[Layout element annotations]
begin

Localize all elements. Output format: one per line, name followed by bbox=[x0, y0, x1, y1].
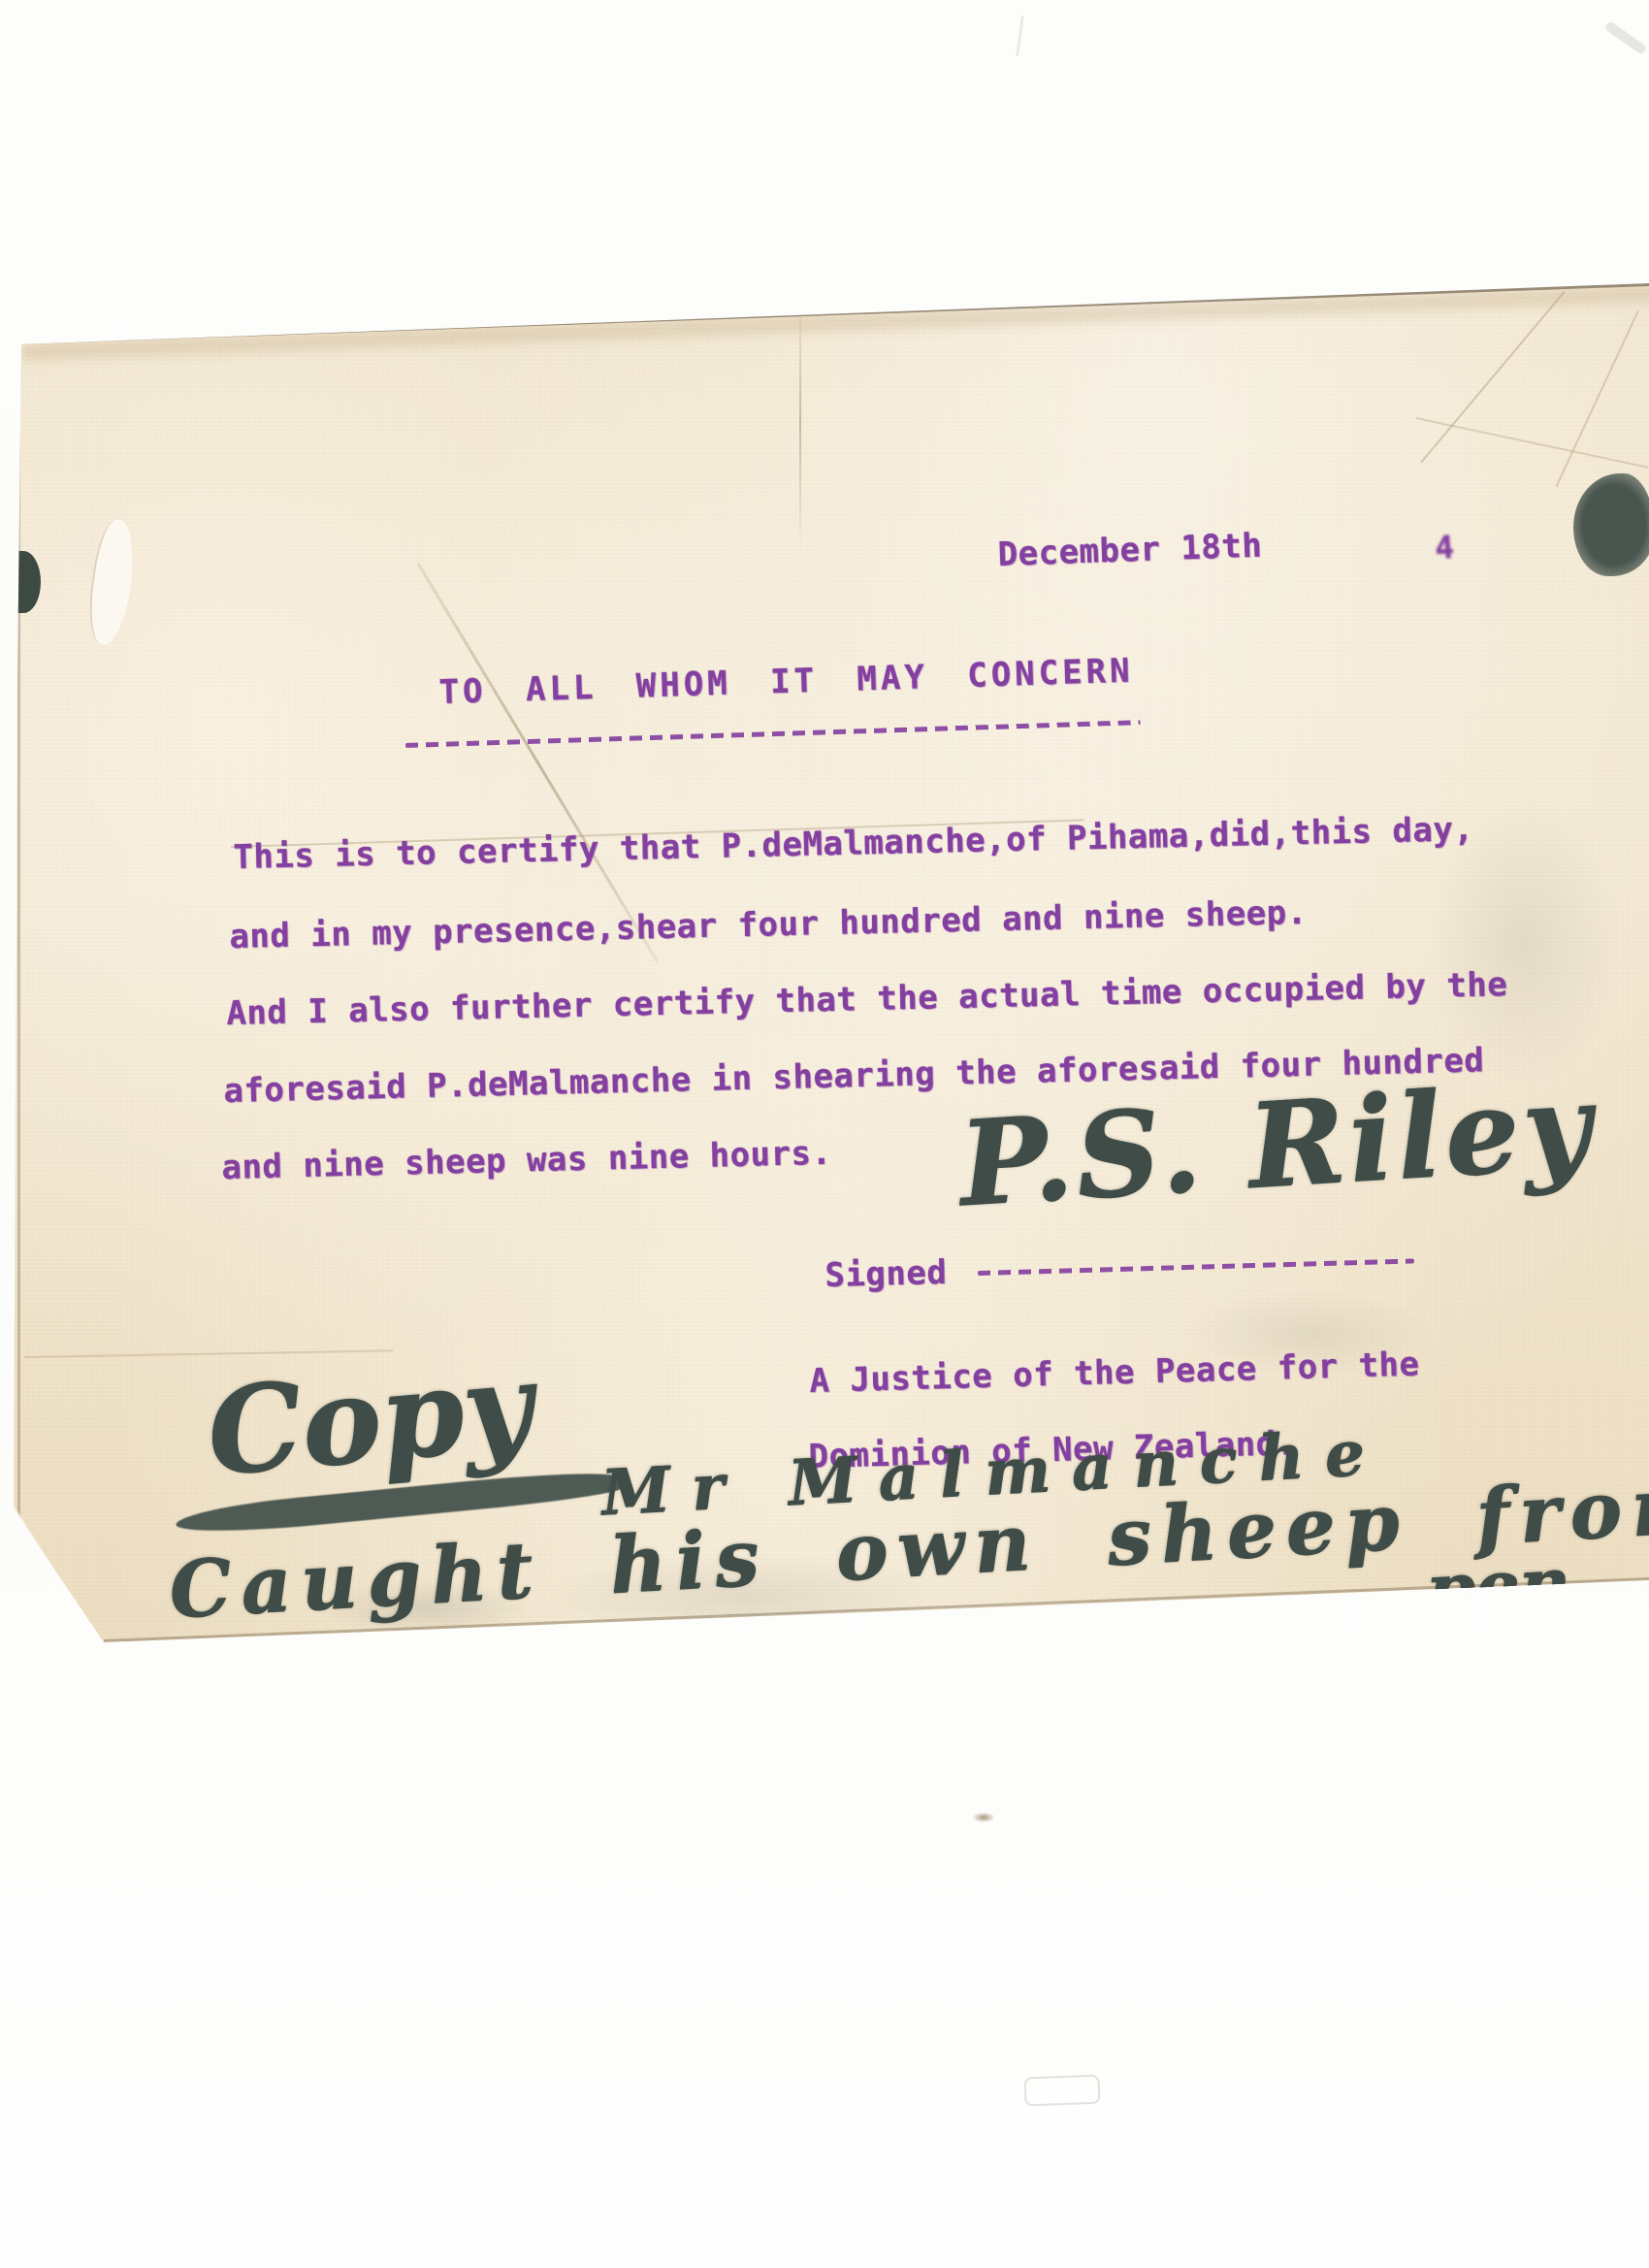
paper-edge-top-shade bbox=[21, 286, 1649, 360]
scanner-streak-top-right bbox=[1603, 20, 1647, 55]
body-line-1: This is to certify that P.deMalmanche,of… bbox=[233, 810, 1474, 877]
heading-underline bbox=[405, 720, 1141, 748]
scanned-letter: 4 December 18th TO ALL WHOM IT MAY CONCE… bbox=[0, 0, 1649, 2268]
crease-top-right-1 bbox=[1420, 291, 1565, 463]
signed-label: Signed bbox=[824, 1253, 948, 1295]
attestation-line-1: A Justice of the Peace for the bbox=[809, 1345, 1420, 1401]
crease-top-right-2 bbox=[1555, 310, 1638, 487]
ink-blob-left-edge bbox=[6, 551, 41, 613]
faint-rect-artifact bbox=[1024, 2075, 1101, 2107]
note-pen-annotation: pen. bbox=[1424, 1539, 1597, 1631]
ink-blob-top-right bbox=[1573, 473, 1649, 576]
tear-hole-left bbox=[83, 517, 140, 647]
letter-heading: TO ALL WHOM IT MAY CONCERN bbox=[438, 652, 1134, 712]
body-line-5: and nine sheep was nine hours. bbox=[221, 1134, 832, 1187]
scanner-mark-top-center bbox=[1016, 16, 1024, 56]
crease-diagonal-tear bbox=[417, 563, 660, 963]
crease-top-right-3 bbox=[1416, 417, 1649, 469]
corner-fold-bottom-left bbox=[10, 1499, 102, 1644]
paper-edge-left bbox=[17, 345, 20, 1519]
date-line: December 18th bbox=[997, 526, 1263, 573]
signature-dash-line bbox=[978, 1258, 1414, 1276]
speck-below-paper bbox=[972, 1812, 995, 1823]
body-line-3: And I also further certify that the actu… bbox=[226, 965, 1508, 1033]
body-line-2: and in my presence,shear four hundred an… bbox=[229, 893, 1308, 956]
paper-document: 4 December 18th TO ALL WHOM IT MAY CONCE… bbox=[0, 0, 1649, 2268]
stray-purple-mark: 4 bbox=[1434, 529, 1455, 567]
paper-edge-top bbox=[21, 283, 1649, 344]
copy-annotation: Copy bbox=[202, 1335, 537, 1503]
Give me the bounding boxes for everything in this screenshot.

end

> What is asked
Copy out the material above line for line, leaving out the pictures.

> The reply
Localize all elements. Output format: one per line, name followed by bbox=[x0, y0, x1, y1].
paper-edge-top-shade bbox=[21, 286, 1649, 360]
scanner-streak-top-right bbox=[1603, 20, 1647, 55]
body-line-1: This is to certify that P.deMalmanche,of… bbox=[233, 810, 1474, 877]
heading-underline bbox=[405, 720, 1141, 748]
scanned-letter: 4 December 18th TO ALL WHOM IT MAY CONCE… bbox=[0, 0, 1649, 2268]
crease-top-right-1 bbox=[1420, 291, 1565, 463]
signed-label: Signed bbox=[824, 1253, 948, 1295]
attestation-line-1: A Justice of the Peace for the bbox=[809, 1345, 1420, 1401]
crease-top-right-2 bbox=[1555, 310, 1638, 487]
ink-blob-left-edge bbox=[6, 551, 41, 613]
faint-rect-artifact bbox=[1024, 2075, 1101, 2107]
note-pen-annotation: pen. bbox=[1424, 1539, 1597, 1631]
ink-blob-top-right bbox=[1573, 473, 1649, 576]
tear-hole-left bbox=[83, 517, 140, 647]
letter-heading: TO ALL WHOM IT MAY CONCERN bbox=[438, 652, 1134, 712]
body-line-5: and nine sheep was nine hours. bbox=[221, 1134, 832, 1187]
scanner-mark-top-center bbox=[1016, 16, 1024, 56]
crease-diagonal-tear bbox=[417, 563, 660, 963]
crease-top-right-3 bbox=[1416, 417, 1649, 469]
corner-fold-bottom-left bbox=[10, 1499, 102, 1644]
paper-edge-left bbox=[17, 345, 20, 1519]
date-line: December 18th bbox=[997, 526, 1263, 573]
signature-dash-line bbox=[978, 1258, 1414, 1276]
speck-below-paper bbox=[972, 1812, 995, 1823]
body-line-3: And I also further certify that the actu… bbox=[226, 965, 1508, 1033]
body-line-2: and in my presence,shear four hundred an… bbox=[229, 893, 1308, 956]
paper-document: 4 December 18th TO ALL WHOM IT MAY CONCE… bbox=[0, 0, 1649, 2268]
stray-purple-mark: 4 bbox=[1434, 529, 1455, 567]
paper-edge-top bbox=[21, 283, 1649, 344]
copy-annotation: Copy bbox=[202, 1335, 537, 1503]
Give me the bounding boxes for everything in this screenshot.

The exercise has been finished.